Tally the lines below that contain the word "Ферганская", and give only that number.

(Entries taken from a collection)

= = = =

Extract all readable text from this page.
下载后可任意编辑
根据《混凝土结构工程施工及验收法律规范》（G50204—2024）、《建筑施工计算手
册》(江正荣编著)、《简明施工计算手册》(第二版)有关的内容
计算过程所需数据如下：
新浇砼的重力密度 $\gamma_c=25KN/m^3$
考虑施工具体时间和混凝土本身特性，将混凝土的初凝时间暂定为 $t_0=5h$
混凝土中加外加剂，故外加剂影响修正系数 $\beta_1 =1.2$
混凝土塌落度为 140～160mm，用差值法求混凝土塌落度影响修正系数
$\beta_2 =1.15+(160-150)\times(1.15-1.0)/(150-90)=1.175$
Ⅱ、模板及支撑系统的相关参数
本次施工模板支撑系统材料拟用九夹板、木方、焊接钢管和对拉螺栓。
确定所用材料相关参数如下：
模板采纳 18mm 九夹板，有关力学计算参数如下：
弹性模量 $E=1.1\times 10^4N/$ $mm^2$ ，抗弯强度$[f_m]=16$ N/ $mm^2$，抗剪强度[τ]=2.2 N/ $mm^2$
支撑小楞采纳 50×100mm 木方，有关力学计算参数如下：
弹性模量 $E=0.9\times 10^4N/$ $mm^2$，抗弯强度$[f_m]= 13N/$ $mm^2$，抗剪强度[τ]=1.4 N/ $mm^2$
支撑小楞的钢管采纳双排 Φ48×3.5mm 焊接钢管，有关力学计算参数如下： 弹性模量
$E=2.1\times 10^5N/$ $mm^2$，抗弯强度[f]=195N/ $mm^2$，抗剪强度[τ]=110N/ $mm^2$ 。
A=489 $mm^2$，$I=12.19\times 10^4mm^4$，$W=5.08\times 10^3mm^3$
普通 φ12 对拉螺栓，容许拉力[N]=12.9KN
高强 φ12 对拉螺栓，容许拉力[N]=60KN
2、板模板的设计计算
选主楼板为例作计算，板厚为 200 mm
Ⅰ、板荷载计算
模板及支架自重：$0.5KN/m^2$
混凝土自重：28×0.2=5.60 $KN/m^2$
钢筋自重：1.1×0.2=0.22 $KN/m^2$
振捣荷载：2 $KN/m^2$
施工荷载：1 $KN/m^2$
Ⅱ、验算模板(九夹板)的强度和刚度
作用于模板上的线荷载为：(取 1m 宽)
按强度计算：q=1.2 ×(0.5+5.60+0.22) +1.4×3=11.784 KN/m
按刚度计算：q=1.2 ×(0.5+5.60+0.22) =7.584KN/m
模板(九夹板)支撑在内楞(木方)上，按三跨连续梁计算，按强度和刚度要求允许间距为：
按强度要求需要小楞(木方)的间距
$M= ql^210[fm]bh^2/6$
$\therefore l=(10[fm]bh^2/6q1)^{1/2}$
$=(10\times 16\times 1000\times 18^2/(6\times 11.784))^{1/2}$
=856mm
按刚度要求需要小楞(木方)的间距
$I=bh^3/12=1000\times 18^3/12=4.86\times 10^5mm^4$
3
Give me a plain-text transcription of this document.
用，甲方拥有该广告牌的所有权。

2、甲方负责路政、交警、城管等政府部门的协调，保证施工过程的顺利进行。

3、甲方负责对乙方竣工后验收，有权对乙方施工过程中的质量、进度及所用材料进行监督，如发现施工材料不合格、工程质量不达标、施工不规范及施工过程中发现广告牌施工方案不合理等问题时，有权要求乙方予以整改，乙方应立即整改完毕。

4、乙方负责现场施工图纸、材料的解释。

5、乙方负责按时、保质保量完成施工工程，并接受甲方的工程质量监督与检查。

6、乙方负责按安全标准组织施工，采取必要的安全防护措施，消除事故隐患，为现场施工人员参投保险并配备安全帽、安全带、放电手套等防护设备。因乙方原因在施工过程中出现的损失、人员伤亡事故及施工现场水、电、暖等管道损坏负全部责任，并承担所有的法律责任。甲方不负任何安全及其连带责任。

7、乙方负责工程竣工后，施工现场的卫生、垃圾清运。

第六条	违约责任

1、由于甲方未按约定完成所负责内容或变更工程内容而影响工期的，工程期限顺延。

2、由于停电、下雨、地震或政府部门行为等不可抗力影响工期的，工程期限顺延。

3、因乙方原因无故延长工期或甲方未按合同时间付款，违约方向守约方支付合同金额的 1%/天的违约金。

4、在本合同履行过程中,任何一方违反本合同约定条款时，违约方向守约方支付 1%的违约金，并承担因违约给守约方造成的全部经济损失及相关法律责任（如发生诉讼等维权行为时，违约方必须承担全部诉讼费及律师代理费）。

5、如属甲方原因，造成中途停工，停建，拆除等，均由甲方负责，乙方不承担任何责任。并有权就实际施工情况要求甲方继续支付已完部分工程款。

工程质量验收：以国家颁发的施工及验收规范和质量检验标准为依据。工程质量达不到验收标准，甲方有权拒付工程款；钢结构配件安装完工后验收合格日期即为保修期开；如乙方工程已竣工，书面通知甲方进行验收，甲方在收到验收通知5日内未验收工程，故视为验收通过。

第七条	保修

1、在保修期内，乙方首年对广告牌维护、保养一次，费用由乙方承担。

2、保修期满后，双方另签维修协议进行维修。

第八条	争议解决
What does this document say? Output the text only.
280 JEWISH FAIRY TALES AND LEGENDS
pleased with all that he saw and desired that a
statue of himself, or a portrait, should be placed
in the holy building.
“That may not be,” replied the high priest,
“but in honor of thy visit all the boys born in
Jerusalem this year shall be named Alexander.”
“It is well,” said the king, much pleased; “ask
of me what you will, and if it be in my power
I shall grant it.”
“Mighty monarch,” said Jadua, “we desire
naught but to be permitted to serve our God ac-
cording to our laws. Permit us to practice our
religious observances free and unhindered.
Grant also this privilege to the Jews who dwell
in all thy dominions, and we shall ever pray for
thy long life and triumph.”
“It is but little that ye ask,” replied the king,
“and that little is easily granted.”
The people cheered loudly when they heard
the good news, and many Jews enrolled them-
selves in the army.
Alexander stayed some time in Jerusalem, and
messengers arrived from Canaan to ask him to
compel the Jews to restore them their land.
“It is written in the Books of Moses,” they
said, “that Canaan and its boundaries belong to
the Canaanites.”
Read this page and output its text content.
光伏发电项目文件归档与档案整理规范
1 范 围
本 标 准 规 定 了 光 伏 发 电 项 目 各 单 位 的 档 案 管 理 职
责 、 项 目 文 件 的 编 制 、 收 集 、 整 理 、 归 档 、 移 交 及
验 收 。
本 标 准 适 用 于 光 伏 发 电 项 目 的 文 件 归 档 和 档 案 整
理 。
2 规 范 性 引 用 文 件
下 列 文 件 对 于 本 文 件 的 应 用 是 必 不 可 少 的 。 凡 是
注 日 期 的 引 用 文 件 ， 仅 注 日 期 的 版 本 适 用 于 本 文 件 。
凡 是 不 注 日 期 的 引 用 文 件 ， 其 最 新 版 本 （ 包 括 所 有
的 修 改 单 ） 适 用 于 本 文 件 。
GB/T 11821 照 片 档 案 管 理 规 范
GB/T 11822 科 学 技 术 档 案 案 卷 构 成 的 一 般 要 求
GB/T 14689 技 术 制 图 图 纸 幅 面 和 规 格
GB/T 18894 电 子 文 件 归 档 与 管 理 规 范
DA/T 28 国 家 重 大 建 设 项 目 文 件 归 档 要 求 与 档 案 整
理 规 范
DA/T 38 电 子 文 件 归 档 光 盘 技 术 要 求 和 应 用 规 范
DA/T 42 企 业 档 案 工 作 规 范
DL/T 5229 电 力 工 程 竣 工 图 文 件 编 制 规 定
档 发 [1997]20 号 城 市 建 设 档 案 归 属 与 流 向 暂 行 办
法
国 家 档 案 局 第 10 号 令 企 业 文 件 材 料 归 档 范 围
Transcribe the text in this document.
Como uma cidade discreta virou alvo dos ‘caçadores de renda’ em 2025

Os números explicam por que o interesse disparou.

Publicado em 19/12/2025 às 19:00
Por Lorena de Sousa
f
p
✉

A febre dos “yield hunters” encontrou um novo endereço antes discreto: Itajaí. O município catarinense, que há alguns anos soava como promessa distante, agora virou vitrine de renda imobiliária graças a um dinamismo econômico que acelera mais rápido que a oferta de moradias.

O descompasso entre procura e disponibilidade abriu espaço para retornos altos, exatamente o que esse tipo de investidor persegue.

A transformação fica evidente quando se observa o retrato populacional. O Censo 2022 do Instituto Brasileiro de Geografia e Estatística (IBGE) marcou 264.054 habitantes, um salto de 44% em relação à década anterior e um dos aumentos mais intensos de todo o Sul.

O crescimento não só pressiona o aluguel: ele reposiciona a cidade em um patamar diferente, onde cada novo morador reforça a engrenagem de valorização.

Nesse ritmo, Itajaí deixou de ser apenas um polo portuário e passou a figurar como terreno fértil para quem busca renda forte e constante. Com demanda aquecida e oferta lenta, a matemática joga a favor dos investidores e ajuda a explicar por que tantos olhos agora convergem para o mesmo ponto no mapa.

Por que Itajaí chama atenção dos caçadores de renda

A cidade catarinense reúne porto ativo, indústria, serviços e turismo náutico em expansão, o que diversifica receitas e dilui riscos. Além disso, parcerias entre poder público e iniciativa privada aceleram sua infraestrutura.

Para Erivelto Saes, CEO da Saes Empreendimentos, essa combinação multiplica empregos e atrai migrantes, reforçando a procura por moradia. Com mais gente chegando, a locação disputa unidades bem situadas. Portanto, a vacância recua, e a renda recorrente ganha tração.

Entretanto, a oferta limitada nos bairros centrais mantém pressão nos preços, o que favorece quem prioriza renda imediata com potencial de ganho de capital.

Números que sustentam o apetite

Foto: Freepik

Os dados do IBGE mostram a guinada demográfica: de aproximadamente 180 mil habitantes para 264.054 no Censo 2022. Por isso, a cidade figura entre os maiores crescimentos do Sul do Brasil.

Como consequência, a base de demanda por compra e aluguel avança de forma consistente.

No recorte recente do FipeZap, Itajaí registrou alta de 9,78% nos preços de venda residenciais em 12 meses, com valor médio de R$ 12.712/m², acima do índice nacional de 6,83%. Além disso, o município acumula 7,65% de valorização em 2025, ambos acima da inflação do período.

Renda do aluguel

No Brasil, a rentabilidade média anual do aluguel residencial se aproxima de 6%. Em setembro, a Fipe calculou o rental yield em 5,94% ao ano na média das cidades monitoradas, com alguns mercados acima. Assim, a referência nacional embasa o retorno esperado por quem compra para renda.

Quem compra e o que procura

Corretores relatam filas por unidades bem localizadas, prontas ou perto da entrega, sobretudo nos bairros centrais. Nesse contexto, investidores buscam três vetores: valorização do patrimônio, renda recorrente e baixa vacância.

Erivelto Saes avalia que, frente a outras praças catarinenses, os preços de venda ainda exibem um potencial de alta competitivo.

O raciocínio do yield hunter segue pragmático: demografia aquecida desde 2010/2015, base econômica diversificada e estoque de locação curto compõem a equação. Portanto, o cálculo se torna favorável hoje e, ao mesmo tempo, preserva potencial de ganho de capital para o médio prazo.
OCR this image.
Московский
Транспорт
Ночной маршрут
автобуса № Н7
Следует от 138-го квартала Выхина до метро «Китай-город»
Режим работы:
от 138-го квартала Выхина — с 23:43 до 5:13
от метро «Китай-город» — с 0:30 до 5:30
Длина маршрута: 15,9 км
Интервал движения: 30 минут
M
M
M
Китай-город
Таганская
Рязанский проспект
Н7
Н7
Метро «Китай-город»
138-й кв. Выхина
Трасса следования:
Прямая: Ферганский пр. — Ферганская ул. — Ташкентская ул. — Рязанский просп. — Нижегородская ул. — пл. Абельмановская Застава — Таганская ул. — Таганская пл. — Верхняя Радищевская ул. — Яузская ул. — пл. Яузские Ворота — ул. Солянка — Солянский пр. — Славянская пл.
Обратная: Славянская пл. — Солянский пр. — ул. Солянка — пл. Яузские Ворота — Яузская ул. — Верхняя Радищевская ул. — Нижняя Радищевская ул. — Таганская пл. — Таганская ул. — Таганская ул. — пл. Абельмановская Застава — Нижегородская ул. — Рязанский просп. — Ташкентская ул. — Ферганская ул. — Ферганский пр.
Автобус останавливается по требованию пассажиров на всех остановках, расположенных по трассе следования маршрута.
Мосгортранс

= = = =

## [Result of this exercise]
2